Layout element entries
○ ○ ○ ○ ○

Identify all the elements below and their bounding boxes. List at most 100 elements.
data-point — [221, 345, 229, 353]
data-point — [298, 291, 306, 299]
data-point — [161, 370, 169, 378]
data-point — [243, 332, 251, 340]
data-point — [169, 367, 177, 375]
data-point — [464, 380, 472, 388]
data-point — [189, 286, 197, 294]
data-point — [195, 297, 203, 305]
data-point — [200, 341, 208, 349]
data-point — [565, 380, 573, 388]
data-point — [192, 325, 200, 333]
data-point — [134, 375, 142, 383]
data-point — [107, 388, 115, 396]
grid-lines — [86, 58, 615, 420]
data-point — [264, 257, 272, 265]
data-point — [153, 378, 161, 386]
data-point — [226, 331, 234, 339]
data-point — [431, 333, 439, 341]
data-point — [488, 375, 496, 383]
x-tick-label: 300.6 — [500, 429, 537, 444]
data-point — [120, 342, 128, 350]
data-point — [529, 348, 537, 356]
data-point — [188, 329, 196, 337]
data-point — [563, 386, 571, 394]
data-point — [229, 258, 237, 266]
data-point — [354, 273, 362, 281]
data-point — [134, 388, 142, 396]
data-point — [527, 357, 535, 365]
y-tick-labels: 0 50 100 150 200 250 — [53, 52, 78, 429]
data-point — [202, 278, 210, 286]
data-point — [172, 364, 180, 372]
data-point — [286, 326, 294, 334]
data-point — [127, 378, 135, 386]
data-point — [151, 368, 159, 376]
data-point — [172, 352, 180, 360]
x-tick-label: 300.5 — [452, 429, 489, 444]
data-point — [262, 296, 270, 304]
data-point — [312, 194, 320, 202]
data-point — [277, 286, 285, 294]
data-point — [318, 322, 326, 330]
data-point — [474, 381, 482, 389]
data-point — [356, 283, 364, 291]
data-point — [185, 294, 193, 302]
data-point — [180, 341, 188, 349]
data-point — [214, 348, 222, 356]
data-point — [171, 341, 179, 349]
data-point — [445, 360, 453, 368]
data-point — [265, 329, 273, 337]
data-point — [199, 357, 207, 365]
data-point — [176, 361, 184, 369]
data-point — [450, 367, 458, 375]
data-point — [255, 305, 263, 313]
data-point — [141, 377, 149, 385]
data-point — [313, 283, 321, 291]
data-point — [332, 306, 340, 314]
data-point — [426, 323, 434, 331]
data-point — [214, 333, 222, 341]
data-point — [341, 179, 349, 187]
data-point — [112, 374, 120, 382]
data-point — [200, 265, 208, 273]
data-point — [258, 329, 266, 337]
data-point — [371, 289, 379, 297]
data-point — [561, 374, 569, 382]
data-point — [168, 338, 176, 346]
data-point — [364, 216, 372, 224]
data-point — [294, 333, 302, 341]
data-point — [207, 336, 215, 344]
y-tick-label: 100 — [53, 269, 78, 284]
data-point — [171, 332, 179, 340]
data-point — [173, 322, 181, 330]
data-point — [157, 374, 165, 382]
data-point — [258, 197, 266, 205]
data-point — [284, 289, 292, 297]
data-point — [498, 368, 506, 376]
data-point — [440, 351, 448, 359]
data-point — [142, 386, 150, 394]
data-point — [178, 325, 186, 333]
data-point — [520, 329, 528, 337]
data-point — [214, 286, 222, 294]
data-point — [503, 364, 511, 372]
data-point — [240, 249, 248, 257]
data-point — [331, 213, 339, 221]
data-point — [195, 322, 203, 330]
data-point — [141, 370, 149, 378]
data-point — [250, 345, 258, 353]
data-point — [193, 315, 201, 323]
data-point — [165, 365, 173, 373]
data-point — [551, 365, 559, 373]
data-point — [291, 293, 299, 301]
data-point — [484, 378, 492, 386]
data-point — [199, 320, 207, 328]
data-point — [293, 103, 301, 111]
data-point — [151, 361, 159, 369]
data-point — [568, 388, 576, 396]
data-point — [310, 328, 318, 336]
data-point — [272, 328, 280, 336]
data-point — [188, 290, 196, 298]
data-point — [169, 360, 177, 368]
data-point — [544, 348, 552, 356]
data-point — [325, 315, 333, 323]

○ ○ ○ ○ ○

**Goal of the exercise:**
Can you copy out every line of the records above, without changing a single character?

**The response:**
Identify all the elements below and their bounding boxes. List at most 100 elements.
data-point — [221, 345, 229, 353]
data-point — [298, 291, 306, 299]
data-point — [161, 370, 169, 378]
data-point — [243, 332, 251, 340]
data-point — [169, 367, 177, 375]
data-point — [464, 380, 472, 388]
data-point — [189, 286, 197, 294]
data-point — [195, 297, 203, 305]
data-point — [200, 341, 208, 349]
data-point — [565, 380, 573, 388]
data-point — [192, 325, 200, 333]
data-point — [134, 375, 142, 383]
data-point — [107, 388, 115, 396]
grid-lines — [86, 58, 615, 420]
data-point — [264, 257, 272, 265]
data-point — [153, 378, 161, 386]
data-point — [226, 331, 234, 339]
data-point — [431, 333, 439, 341]
data-point — [488, 375, 496, 383]
x-tick-label: 300.6 — [500, 429, 537, 444]
data-point — [120, 342, 128, 350]
data-point — [529, 348, 537, 356]
data-point — [188, 329, 196, 337]
data-point — [563, 386, 571, 394]
data-point — [229, 258, 237, 266]
data-point — [354, 273, 362, 281]
data-point — [134, 388, 142, 396]
data-point — [527, 357, 535, 365]
y-tick-labels: 0 50 100 150 200 250 — [53, 52, 78, 429]
data-point — [202, 278, 210, 286]
data-point — [172, 364, 180, 372]
data-point — [286, 326, 294, 334]
data-point — [127, 378, 135, 386]
data-point — [151, 368, 159, 376]
data-point — [172, 352, 180, 360]
x-tick-label: 300.5 — [452, 429, 489, 444]
data-point — [262, 296, 270, 304]
data-point — [312, 194, 320, 202]
data-point — [277, 286, 285, 294]
data-point — [318, 322, 326, 330]
data-point — [474, 381, 482, 389]
data-point — [356, 283, 364, 291]
data-point — [185, 294, 193, 302]
data-point — [180, 341, 188, 349]
data-point — [214, 348, 222, 356]
data-point — [171, 341, 179, 349]
data-point — [445, 360, 453, 368]
data-point — [265, 329, 273, 337]
data-point — [199, 357, 207, 365]
data-point — [176, 361, 184, 369]
data-point — [450, 367, 458, 375]
data-point — [255, 305, 263, 313]
data-point — [141, 377, 149, 385]
data-point — [313, 283, 321, 291]
data-point — [332, 306, 340, 314]
data-point — [426, 323, 434, 331]
data-point — [214, 333, 222, 341]
data-point — [341, 179, 349, 187]
data-point — [112, 374, 120, 382]
data-point — [200, 265, 208, 273]
data-point — [258, 329, 266, 337]
data-point — [371, 289, 379, 297]
data-point — [561, 374, 569, 382]
data-point — [168, 338, 176, 346]
data-point — [364, 216, 372, 224]
data-point — [294, 333, 302, 341]
data-point — [207, 336, 215, 344]
y-tick-label: 100 — [53, 269, 78, 284]
data-point — [171, 332, 179, 340]
data-point — [173, 322, 181, 330]
data-point — [157, 374, 165, 382]
data-point — [258, 197, 266, 205]
data-point — [284, 289, 292, 297]
data-point — [498, 368, 506, 376]
data-point — [440, 351, 448, 359]
data-point — [142, 386, 150, 394]
data-point — [178, 325, 186, 333]
data-point — [520, 329, 528, 337]
data-point — [214, 286, 222, 294]
data-point — [503, 364, 511, 372]
data-point — [240, 249, 248, 257]
data-point — [331, 213, 339, 221]
data-point — [195, 322, 203, 330]
data-point — [141, 370, 149, 378]
data-point — [250, 345, 258, 353]
data-point — [193, 315, 201, 323]
data-point — [165, 365, 173, 373]
data-point — [551, 365, 559, 373]
data-point — [291, 293, 299, 301]
data-point — [484, 378, 492, 386]
data-point — [199, 320, 207, 328]
data-point — [293, 103, 301, 111]
data-point — [151, 361, 159, 369]
data-point — [568, 388, 576, 396]
data-point — [310, 328, 318, 336]
data-point — [272, 328, 280, 336]
data-point — [188, 290, 196, 298]
data-point — [169, 360, 177, 368]
data-point — [544, 348, 552, 356]
data-point — [325, 315, 333, 323]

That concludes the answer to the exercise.